RECORDS FOR THIS EXERCISE
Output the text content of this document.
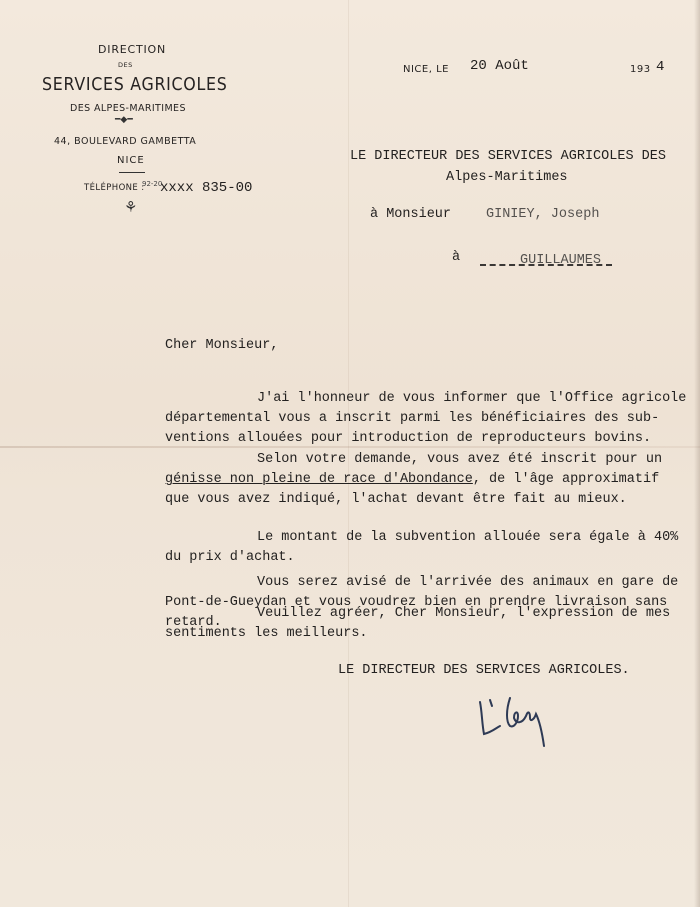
DIRECTION
DES
SERVICES AGRICOLES
DES ALPES-MARITIMES
━◆━
44, BOULEVARD GAMBETTA
NICE
TÉLÉPHONE :
92-20
xxxx 835-00
⚘
NICE, LE 20 Août	193 4
LE DIRECTEUR DES SERVICES AGRICOLES DES
Alpes-Maritimes
à Monsieur	GINIEY, Joseph
à	GUILLAUMES
Cher Monsieur,
J'ai l'honneur de vous informer que l'Office agricole
départemental vous a inscrit parmi les bénéficiaires des sub-
ventions allouées pour introduction de reproducteurs bovins.
Selon votre demande, vous avez été inscrit pour un
génisse non pleine de race d'Abondance, de l'âge approximatif
que vous avez indiqué, l'achat devant être fait au mieux.
Le montant de la subvention allouée sera égale à 40%
du prix d'achat.
Vous serez avisé de l'arrivée des animaux en gare de
Pont-de-Gueydan et vous voudrez bien en prendre livraison sans
retard.
Veuillez agréer, Cher Monsieur, l'expression de mes
sentiments les meilleurs.
LE DIRECTEUR DES SERVICES AGRICOLES.
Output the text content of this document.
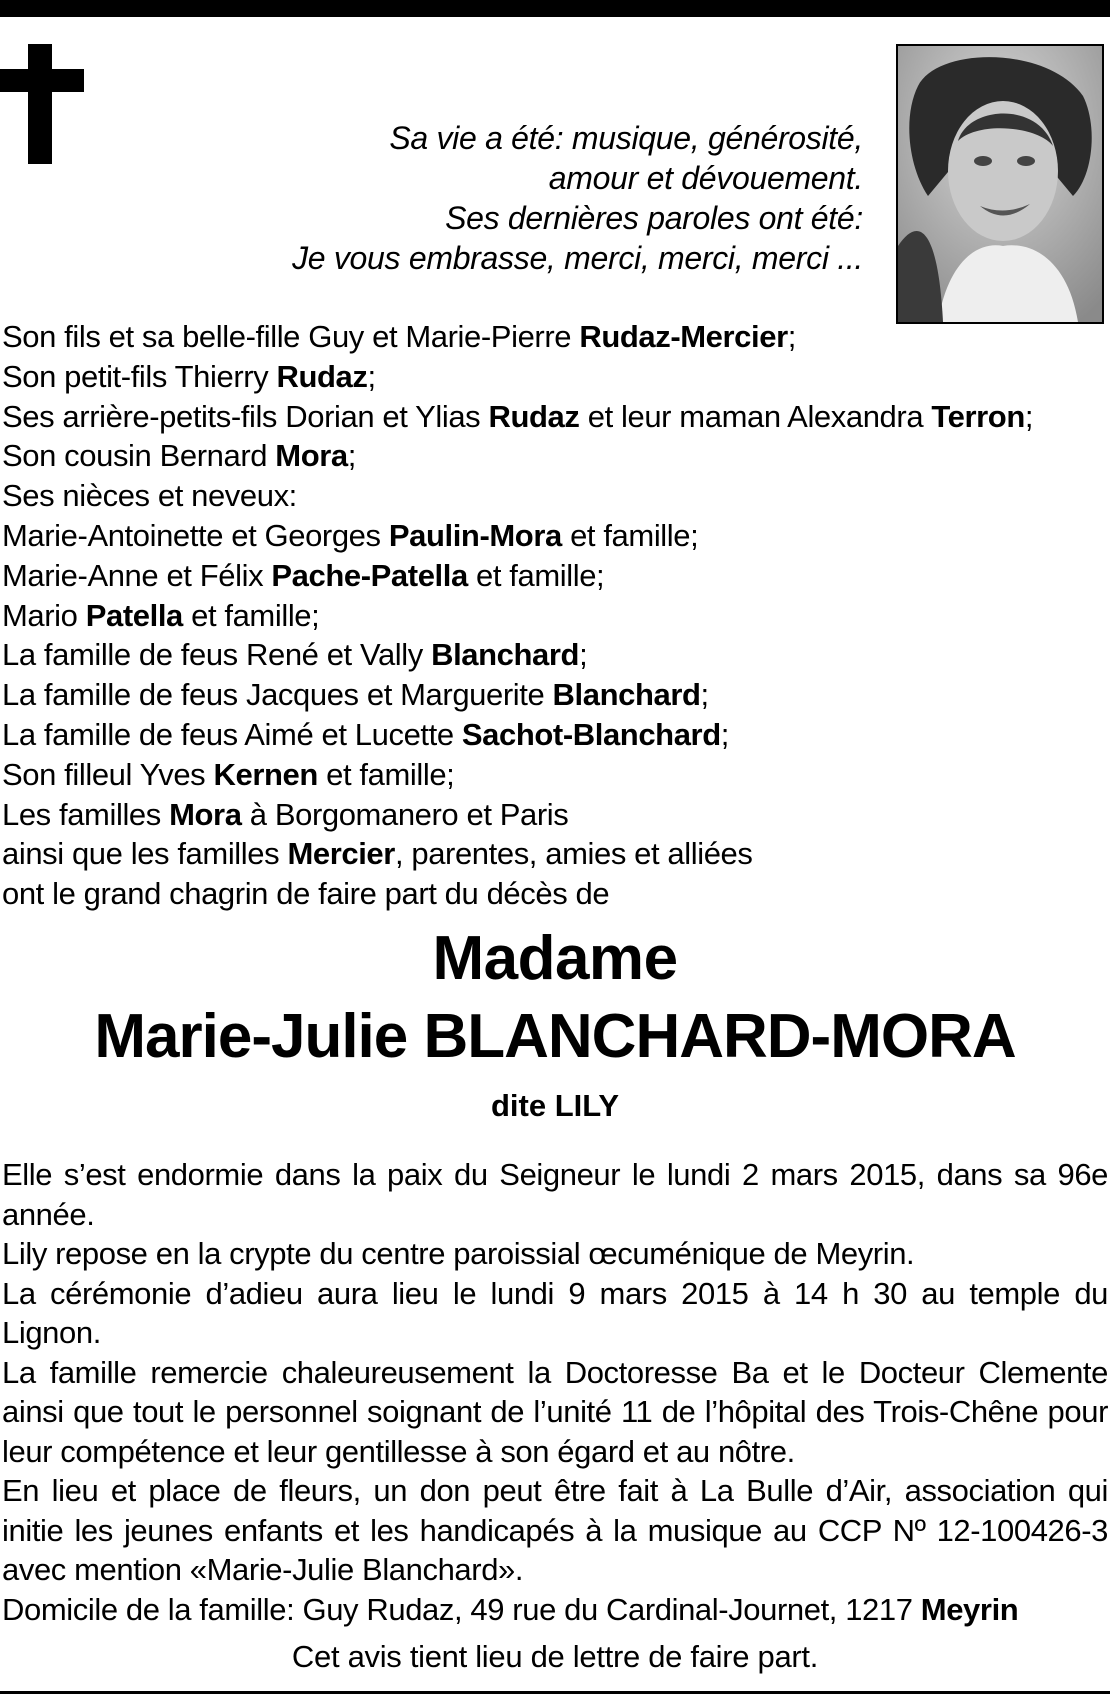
Sa vie a été: musique, générosité,
amour et dévouement.
Ses dernières paroles ont été:
Je vous embrasse, merci, merci, merci ...
Son fils et sa belle-fille Guy et Marie-Pierre Rudaz-Mercier;
Son petit-fils Thierry Rudaz;
Ses arrière-petits-fils Dorian et Ylias Rudaz et leur maman Alexandra Terron;
Son cousin Bernard Mora;
Ses nièces et neveux:
Marie-Antoinette et Georges Paulin-Mora et famille;
Marie-Anne et Félix Pache-Patella et famille;
Mario Patella et famille;
La famille de feus René et Vally Blanchard;
La famille de feus Jacques et Marguerite Blanchard;
La famille de feus Aimé et Lucette Sachot-Blanchard;
Son filleul Yves Kernen et famille;
Les familles Mora à Borgomanero et Paris
ainsi que les familles Mercier, parentes, amies et alliées
ont le grand chagrin de faire part du décès de
Madame
Marie-Julie BLANCHARD-MORA
dite LILY

Elle s’est endormie dans la paix du Seigneur le lundi 2 mars 2015, dans sa 96e année.

Lily repose en la crypte du centre paroissial œcuménique de Meyrin.

La cérémonie d’adieu aura lieu le lundi 9 mars 2015 à 14 h 30 au temple du Lignon.

La famille remercie chaleureusement la Doctoresse Ba et le Docteur Clemente ainsi que tout le personnel soignant de l’unité 11 de l’hôpital des Trois-Chêne pour leur compétence et leur gentillesse à son égard et au nôtre.

En lieu et place de fleurs, un don peut être fait à La Bulle d’Air, association qui initie les jeunes enfants et les handicapés à la musique au CCP Nº 12-100426-3 avec mention «Marie-Julie Blanchard».

Domicile de la famille: Guy Rudaz, 49 rue du Cardinal-Journet, 1217 Meyrin

Cet avis tient lieu de lettre de faire part.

PROBLEM REQUIREMENTS
Extract all the data above exactly, excluding every picture.

RESULT OF THE TASK
Output the text content of this document.
DIRECTION
DES
SERVICES AGRICOLES
DES ALPES-MARITIMES
━◆━
44, BOULEVARD GAMBETTA
NICE
TÉLÉPHONE :
92-20
xxxx 835-00
⚘
NICE, LE 20 Août	193 4
LE DIRECTEUR DES SERVICES AGRICOLES DES
Alpes-Maritimes
à Monsieur	GINIEY, Joseph
à	GUILLAUMES
Cher Monsieur,
J'ai l'honneur de vous informer que l'Office agricole
départemental vous a inscrit parmi les bénéficiaires des sub-
ventions allouées pour introduction de reproducteurs bovins.
Selon votre demande, vous avez été inscrit pour un
génisse non pleine de race d'Abondance, de l'âge approximatif
que vous avez indiqué, l'achat devant être fait au mieux.
Le montant de la subvention allouée sera égale à 40%
du prix d'achat.
Vous serez avisé de l'arrivée des animaux en gare de
Pont-de-Gueydan et vous voudrez bien en prendre livraison sans
retard.
Veuillez agréer, Cher Monsieur, l'expression de mes
sentiments les meilleurs.
LE DIRECTEUR DES SERVICES AGRICOLES.
Output the text content of this document.
Sa vie a été: musique, générosité,
amour et dévouement.
Ses dernières paroles ont été:
Je vous embrasse, merci, merci, merci ...
Son fils et sa belle-fille Guy et Marie-Pierre Rudaz-Mercier;
Son petit-fils Thierry Rudaz;
Ses arrière-petits-fils Dorian et Ylias Rudaz et leur maman Alexandra Terron;
Son cousin Bernard Mora;
Ses nièces et neveux:
Marie-Antoinette et Georges Paulin-Mora et famille;
Marie-Anne et Félix Pache-Patella et famille;
Mario Patella et famille;
La famille de feus René et Vally Blanchard;
La famille de feus Jacques et Marguerite Blanchard;
La famille de feus Aimé et Lucette Sachot-Blanchard;
Son filleul Yves Kernen et famille;
Les familles Mora à Borgomanero et Paris
ainsi que les familles Mercier, parentes, amies et alliées
ont le grand chagrin de faire part du décès de
Madame
Marie-Julie BLANCHARD-MORA
dite LILY

Elle s’est endormie dans la paix du Seigneur le lundi 2 mars 2015, dans sa 96e année.

Lily repose en la crypte du centre paroissial œcuménique de Meyrin.

La cérémonie d’adieu aura lieu le lundi 9 mars 2015 à 14 h 30 au temple du Lignon.

La famille remercie chaleureusement la Doctoresse Ba et le Docteur Clemente ainsi que tout le personnel soignant de l’unité 11 de l’hôpital des Trois-Chêne pour leur compétence et leur gentillesse à son égard et au nôtre.

En lieu et place de fleurs, un don peut être fait à La Bulle d’Air, association qui initie les jeunes enfants et les handicapés à la musique au CCP Nº 12-100426-3 avec mention «Marie-Julie Blanchard».

Domicile de la famille: Guy Rudaz, 49 rue du Cardinal-Journet, 1217 Meyrin

Cet avis tient lieu de lettre de faire part.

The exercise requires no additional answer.